* **TASK GOAL**
Skip the pictures and quote all of the lines exactly.
[DATA start]
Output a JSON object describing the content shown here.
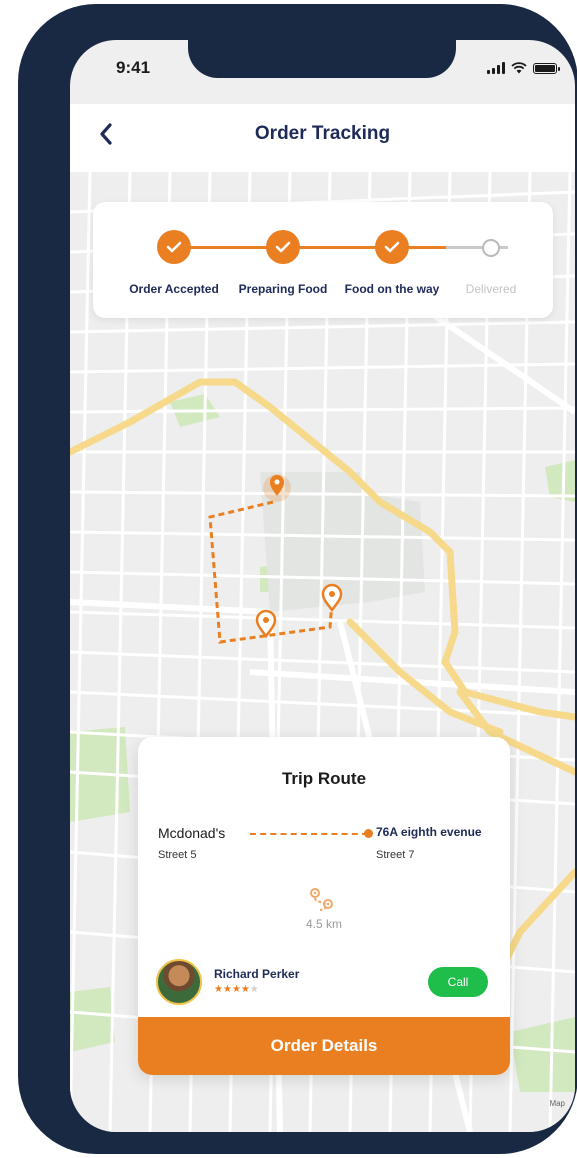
{
  "status_bar": {
    "time": "9:41"
  },
  "header": {
    "title": "Order Tracking"
  },
  "progress": {
    "steps": [
      {
        "label": "Order Accepted",
        "state": "done"
      },
      {
        "label": "Preparing Food",
        "state": "done"
      },
      {
        "label": "Food on the way",
        "state": "done"
      },
      {
        "label": "Delivered",
        "state": "pending"
      }
    ]
  },
  "trip": {
    "title": "Trip Route",
    "from_name": "Mcdonad's",
    "from_street": "Street 5",
    "to_name": "76A eighth evenue",
    "to_street": "Street 7",
    "distance": "4.5 km"
  },
  "driver": {
    "name": "Richard Perker",
    "rating": 4,
    "rating_max": 5,
    "call_label": "Call"
  },
  "order_button_label": "Order Details",
  "map_credit": "Map",
  "colors": {
    "accent": "#ea7f22",
    "navy": "#1e2a57",
    "phone_frame": "#1a2943",
    "call_green": "#1fbd4a",
    "road_major": "#f6d98a",
    "park_green": "#cfe7b8"
  }
}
[DATA end]
* **FULL RESPONSE**
Output a JSON object describing the content shown here.
{
  "status_bar": {
    "time": "9:41"
  },
  "header": {
    "title": "Order Tracking"
  },
  "progress": {
    "steps": [
      {
        "label": "Order Accepted",
        "state": "done"
      },
      {
        "label": "Preparing Food",
        "state": "done"
      },
      {
        "label": "Food on the way",
        "state": "done"
      },
      {
        "label": "Delivered",
        "state": "pending"
      }
    ]
  },
  "trip": {
    "title": "Trip Route",
    "from_name": "Mcdonad's",
    "from_street": "Street 5",
    "to_name": "76A eighth evenue",
    "to_street": "Street 7",
    "distance": "4.5 km"
  },
  "driver": {
    "name": "Richard Perker",
    "rating": 4,
    "rating_max": 5,
    "call_label": "Call"
  },
  "order_button_label": "Order Details",
  "map_credit": "Map",
  "colors": {
    "accent": "#ea7f22",
    "navy": "#1e2a57",
    "phone_frame": "#1a2943",
    "call_green": "#1fbd4a",
    "road_major": "#f6d98a",
    "park_green": "#cfe7b8"
  }
}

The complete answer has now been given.